# PROBLEM STATEMENT:
Comb the records below for the string "потребителям" and copy each line where it turns up.

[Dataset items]

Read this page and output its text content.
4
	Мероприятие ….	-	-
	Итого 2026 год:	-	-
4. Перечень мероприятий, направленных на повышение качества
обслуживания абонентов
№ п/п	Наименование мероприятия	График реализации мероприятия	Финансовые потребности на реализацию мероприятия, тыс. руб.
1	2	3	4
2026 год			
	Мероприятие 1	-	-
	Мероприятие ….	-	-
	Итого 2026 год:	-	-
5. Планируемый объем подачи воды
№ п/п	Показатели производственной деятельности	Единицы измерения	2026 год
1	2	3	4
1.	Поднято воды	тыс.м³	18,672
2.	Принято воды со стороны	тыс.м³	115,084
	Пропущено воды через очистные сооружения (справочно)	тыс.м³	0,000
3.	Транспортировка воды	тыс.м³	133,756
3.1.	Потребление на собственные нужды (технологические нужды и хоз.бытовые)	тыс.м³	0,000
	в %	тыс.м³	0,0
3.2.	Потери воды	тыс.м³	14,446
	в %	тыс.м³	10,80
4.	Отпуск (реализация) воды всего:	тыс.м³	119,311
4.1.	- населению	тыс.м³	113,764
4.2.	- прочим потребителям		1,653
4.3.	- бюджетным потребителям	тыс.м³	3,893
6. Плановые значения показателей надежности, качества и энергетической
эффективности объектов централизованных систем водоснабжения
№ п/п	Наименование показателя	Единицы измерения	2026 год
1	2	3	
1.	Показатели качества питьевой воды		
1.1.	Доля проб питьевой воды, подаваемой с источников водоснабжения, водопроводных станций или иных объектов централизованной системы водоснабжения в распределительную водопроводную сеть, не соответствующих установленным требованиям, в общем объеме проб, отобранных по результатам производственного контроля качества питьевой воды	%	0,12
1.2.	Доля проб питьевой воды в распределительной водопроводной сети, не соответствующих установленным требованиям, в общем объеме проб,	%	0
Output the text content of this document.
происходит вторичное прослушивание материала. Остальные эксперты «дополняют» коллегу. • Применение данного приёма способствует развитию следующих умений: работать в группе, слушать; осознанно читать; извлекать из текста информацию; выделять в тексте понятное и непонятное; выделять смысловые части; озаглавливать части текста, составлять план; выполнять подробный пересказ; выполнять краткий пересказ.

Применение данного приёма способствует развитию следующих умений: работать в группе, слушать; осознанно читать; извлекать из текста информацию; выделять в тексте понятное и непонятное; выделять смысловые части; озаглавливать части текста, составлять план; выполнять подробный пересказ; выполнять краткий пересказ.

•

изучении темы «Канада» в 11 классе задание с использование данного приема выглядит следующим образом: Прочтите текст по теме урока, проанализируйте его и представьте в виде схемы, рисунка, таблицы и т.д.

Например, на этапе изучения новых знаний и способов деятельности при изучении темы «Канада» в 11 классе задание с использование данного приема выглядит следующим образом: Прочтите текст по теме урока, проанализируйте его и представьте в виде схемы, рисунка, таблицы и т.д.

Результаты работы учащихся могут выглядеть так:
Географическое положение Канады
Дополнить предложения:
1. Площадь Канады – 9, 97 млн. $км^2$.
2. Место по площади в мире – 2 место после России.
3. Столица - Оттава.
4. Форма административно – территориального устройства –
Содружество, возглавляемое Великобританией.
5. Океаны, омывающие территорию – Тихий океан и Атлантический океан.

# RESPONSE FOR THIS EXERCISE:
4.2.	- прочим потребителям		1,653
4.3.	- бюджетным потребителям	тыс.м³	3,893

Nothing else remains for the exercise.